YOUR GOAL:
The records below are made of lines; count those holding the word "JSON" and give the number only.

==== PROVIDED DATA ====

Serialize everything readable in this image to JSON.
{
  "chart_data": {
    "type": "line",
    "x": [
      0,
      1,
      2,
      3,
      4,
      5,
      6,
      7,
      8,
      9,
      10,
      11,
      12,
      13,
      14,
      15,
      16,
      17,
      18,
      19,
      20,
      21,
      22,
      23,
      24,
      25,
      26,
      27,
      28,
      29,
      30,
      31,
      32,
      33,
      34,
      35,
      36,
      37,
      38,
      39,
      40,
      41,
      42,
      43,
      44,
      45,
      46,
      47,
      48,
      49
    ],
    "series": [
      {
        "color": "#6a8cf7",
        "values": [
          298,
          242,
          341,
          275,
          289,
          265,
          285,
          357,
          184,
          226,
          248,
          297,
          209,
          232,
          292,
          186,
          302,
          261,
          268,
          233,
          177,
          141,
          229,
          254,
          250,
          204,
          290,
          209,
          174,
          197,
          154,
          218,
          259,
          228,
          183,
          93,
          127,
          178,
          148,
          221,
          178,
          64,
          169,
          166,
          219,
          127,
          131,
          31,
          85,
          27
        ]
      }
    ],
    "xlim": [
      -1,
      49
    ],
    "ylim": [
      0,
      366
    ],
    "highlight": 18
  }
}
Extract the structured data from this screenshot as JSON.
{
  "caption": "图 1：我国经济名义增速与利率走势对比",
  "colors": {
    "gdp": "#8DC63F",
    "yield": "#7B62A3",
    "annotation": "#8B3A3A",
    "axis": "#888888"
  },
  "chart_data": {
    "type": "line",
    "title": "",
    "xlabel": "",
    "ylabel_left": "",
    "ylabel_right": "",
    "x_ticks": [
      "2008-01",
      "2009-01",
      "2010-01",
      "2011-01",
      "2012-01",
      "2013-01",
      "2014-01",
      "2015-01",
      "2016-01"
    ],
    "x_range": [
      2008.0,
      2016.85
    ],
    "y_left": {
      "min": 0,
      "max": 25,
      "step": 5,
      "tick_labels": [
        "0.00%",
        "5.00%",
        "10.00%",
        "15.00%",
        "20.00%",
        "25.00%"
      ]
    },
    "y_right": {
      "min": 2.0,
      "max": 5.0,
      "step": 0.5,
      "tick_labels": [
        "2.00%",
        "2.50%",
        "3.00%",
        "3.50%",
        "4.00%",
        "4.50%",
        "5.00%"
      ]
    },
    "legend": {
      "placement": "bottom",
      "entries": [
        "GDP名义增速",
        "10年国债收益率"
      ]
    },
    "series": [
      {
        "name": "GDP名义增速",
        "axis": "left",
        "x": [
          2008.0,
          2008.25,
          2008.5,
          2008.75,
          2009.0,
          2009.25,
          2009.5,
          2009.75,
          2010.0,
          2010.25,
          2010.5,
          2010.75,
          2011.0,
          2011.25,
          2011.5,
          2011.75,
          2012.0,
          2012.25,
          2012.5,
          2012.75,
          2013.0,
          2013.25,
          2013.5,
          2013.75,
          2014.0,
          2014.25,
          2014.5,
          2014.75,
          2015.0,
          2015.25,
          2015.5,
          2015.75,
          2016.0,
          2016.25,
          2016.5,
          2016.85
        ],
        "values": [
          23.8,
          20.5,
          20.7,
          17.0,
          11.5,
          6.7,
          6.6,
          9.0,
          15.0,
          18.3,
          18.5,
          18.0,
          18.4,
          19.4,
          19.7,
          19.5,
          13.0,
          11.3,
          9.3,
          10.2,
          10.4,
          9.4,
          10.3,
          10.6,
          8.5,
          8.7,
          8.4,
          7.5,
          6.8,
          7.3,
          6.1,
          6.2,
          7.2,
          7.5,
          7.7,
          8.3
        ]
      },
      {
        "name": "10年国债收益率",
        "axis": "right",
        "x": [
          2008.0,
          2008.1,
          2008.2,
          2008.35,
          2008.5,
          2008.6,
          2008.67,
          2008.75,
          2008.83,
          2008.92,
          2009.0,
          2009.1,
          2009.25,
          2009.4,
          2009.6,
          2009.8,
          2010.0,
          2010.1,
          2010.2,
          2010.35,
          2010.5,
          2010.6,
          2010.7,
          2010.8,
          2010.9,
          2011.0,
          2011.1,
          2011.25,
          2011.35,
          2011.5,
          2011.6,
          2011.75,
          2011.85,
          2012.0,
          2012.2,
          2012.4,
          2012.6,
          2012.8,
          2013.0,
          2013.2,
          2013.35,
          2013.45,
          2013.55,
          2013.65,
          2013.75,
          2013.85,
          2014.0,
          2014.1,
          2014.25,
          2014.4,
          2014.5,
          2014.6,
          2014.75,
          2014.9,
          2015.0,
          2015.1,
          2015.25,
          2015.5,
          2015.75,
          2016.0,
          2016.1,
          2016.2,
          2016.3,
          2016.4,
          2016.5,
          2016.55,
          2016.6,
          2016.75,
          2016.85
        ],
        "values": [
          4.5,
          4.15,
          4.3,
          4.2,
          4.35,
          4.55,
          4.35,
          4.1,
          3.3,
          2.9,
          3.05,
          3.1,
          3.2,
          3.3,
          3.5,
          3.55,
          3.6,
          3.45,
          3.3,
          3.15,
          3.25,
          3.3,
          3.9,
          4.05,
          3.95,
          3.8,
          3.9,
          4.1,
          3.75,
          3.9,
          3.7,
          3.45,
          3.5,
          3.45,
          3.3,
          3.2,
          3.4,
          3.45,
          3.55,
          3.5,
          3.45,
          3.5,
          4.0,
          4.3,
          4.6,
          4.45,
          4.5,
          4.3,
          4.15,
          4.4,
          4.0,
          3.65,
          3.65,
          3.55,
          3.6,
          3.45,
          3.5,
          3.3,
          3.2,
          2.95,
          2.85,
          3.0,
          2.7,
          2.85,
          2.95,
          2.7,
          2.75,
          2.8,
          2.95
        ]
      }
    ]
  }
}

====

WRITTEN ANSWER:
2